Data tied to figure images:
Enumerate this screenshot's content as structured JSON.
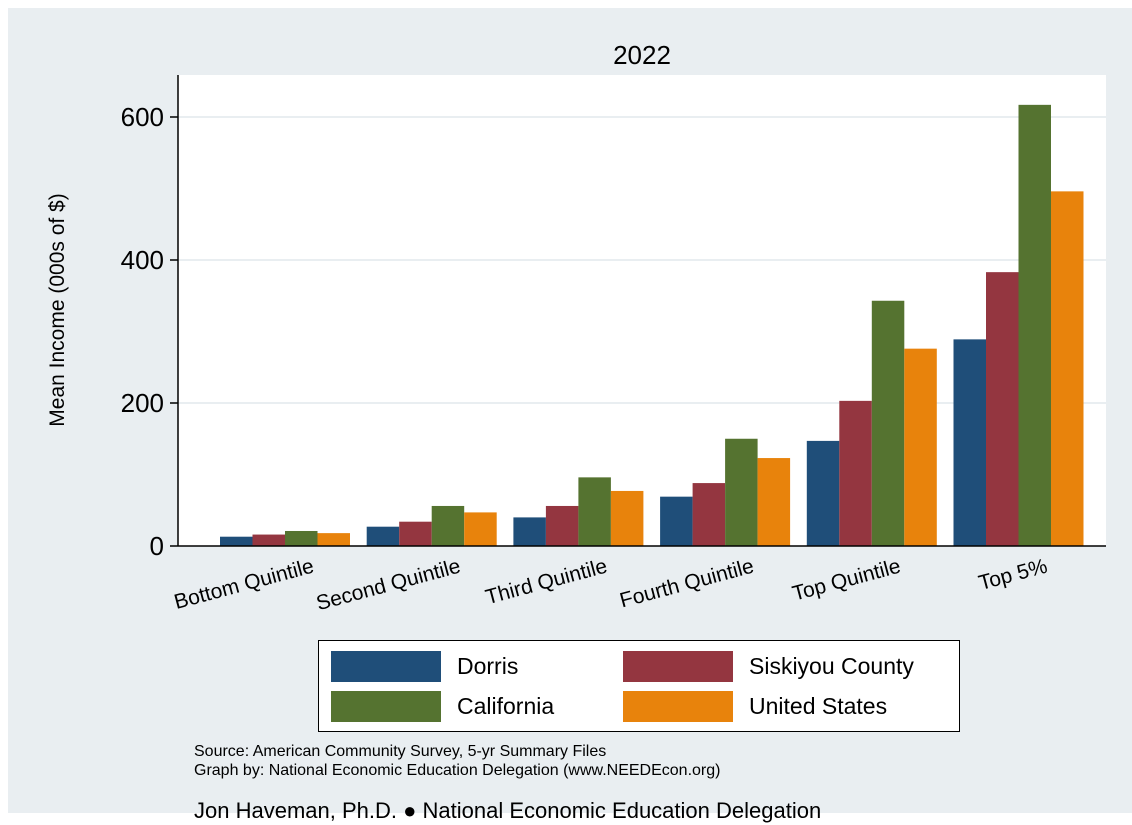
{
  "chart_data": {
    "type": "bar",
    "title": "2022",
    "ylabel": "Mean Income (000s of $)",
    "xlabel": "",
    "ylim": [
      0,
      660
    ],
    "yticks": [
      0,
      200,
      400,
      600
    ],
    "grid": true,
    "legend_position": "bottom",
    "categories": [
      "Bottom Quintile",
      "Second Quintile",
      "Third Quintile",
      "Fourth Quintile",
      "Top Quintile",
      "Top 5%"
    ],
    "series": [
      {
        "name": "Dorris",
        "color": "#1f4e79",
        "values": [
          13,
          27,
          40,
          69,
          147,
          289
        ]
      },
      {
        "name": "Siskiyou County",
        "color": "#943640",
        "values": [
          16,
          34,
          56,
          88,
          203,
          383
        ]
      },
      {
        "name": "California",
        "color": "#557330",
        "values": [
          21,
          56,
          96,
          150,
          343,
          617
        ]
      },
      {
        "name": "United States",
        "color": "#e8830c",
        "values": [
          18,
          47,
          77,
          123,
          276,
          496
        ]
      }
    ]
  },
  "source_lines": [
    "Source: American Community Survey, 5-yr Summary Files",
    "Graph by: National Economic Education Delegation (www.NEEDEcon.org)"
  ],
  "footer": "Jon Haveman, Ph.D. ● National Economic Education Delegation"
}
--
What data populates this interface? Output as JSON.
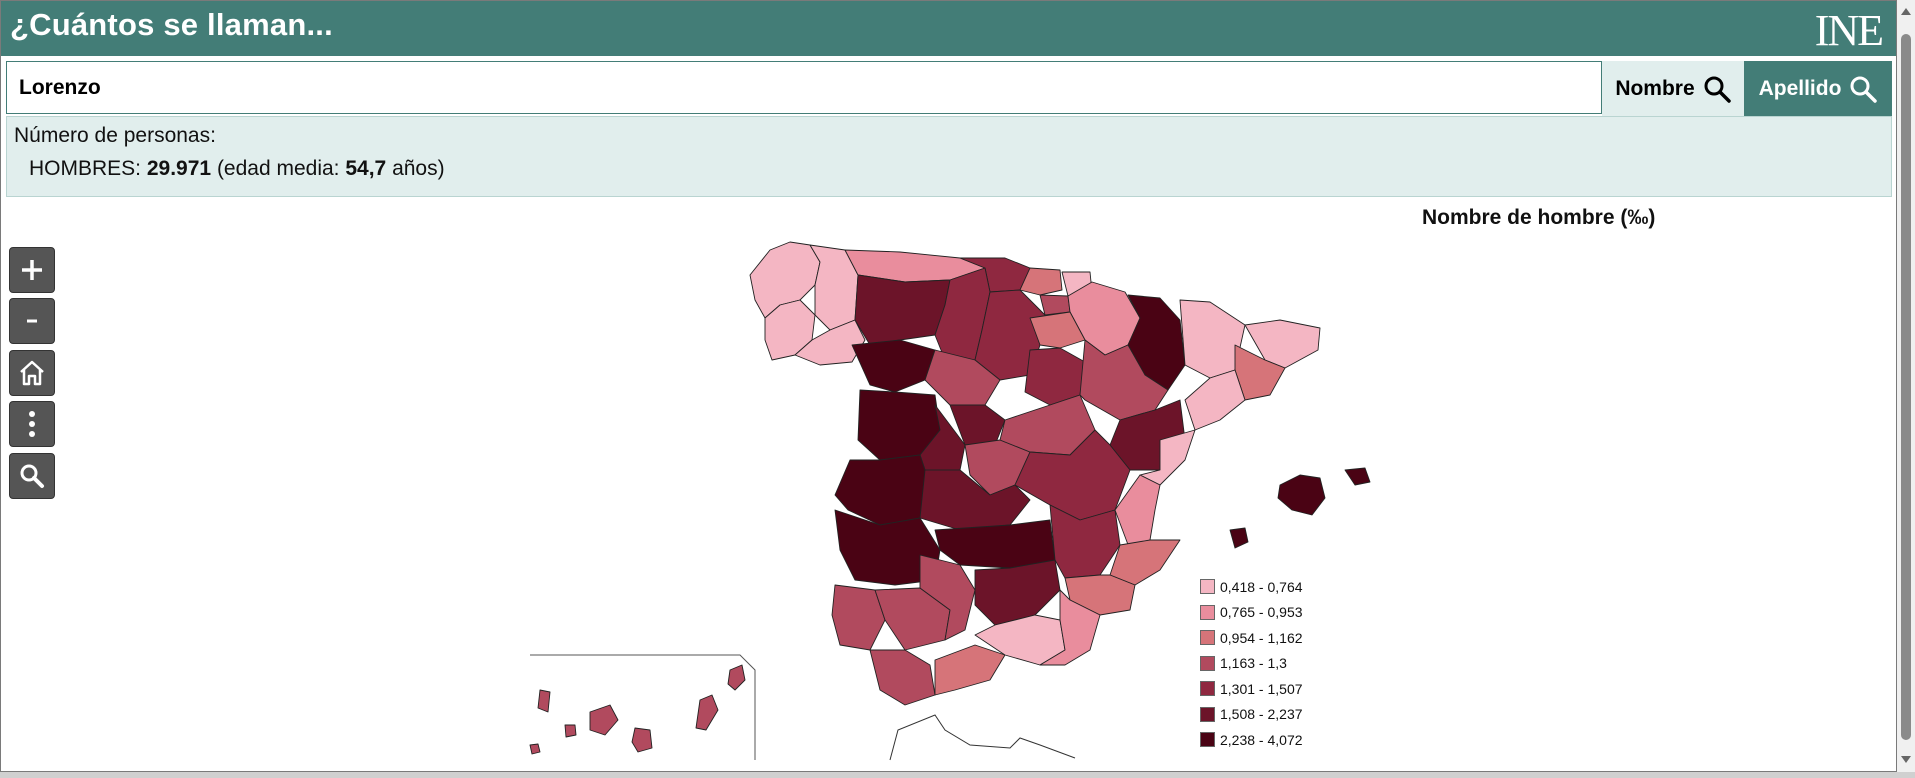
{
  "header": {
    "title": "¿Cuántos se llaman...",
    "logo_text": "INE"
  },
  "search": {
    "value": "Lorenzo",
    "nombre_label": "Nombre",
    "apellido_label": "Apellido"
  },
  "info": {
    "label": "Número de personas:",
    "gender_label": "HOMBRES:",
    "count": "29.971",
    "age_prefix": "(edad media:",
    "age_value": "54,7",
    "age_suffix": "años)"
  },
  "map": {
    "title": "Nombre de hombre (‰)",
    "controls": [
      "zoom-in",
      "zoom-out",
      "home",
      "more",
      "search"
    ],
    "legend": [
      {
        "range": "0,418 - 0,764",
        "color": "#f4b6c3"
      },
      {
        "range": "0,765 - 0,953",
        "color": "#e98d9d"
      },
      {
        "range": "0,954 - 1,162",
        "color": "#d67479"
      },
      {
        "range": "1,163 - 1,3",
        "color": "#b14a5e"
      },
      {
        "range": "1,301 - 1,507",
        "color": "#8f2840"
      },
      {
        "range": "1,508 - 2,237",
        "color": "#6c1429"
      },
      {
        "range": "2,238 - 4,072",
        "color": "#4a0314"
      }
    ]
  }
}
...
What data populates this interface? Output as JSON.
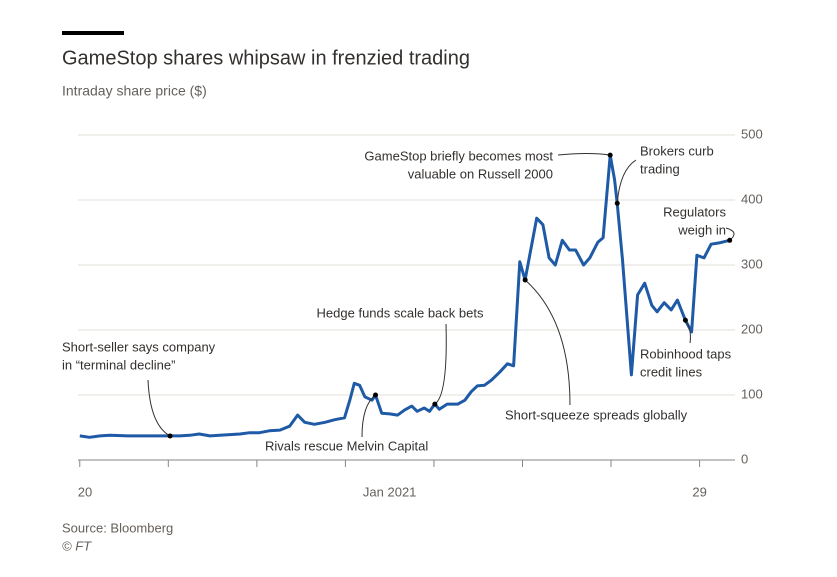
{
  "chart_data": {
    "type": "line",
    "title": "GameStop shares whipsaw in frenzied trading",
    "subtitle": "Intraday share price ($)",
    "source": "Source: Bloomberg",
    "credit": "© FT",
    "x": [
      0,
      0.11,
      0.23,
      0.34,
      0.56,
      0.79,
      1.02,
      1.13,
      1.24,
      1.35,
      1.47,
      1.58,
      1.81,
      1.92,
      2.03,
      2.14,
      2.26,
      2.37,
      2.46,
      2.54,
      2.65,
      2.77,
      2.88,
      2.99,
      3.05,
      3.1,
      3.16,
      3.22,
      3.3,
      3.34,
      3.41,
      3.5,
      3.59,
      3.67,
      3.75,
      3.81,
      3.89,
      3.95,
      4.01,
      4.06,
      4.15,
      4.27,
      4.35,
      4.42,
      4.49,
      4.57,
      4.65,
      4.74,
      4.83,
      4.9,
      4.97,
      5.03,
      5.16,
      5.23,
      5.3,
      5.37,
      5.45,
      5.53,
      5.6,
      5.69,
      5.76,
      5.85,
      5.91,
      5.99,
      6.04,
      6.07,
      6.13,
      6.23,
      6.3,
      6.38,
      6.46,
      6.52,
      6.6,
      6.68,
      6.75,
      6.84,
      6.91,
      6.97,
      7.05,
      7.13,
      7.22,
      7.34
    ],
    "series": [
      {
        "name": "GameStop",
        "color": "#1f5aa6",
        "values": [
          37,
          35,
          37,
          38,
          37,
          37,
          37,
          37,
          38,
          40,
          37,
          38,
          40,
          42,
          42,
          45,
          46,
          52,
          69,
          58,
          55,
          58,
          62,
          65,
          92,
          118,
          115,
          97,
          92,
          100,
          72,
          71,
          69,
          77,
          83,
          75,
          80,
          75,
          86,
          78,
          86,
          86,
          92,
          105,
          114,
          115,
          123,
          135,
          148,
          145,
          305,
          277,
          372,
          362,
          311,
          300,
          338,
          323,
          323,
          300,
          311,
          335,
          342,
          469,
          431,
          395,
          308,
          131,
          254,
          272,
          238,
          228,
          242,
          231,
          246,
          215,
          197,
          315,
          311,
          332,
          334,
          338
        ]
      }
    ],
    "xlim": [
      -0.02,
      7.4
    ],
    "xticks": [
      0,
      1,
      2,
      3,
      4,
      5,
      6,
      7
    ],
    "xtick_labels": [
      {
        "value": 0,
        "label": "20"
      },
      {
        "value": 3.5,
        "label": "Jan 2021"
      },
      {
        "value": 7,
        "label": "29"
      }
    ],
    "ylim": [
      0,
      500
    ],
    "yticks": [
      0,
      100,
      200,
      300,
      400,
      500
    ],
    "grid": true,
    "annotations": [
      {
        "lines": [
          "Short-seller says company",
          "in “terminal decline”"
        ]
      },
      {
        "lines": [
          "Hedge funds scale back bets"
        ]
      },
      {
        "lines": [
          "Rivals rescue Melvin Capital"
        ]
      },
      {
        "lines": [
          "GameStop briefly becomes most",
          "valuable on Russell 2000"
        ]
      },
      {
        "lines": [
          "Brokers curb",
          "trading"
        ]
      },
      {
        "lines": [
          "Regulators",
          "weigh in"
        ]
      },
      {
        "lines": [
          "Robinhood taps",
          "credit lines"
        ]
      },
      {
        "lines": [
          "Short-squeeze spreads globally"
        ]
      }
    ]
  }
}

--- Work required ---
State the number of lines in these entries that include the string "range". Provide nothing beyond that number.

--- Full answer ---
7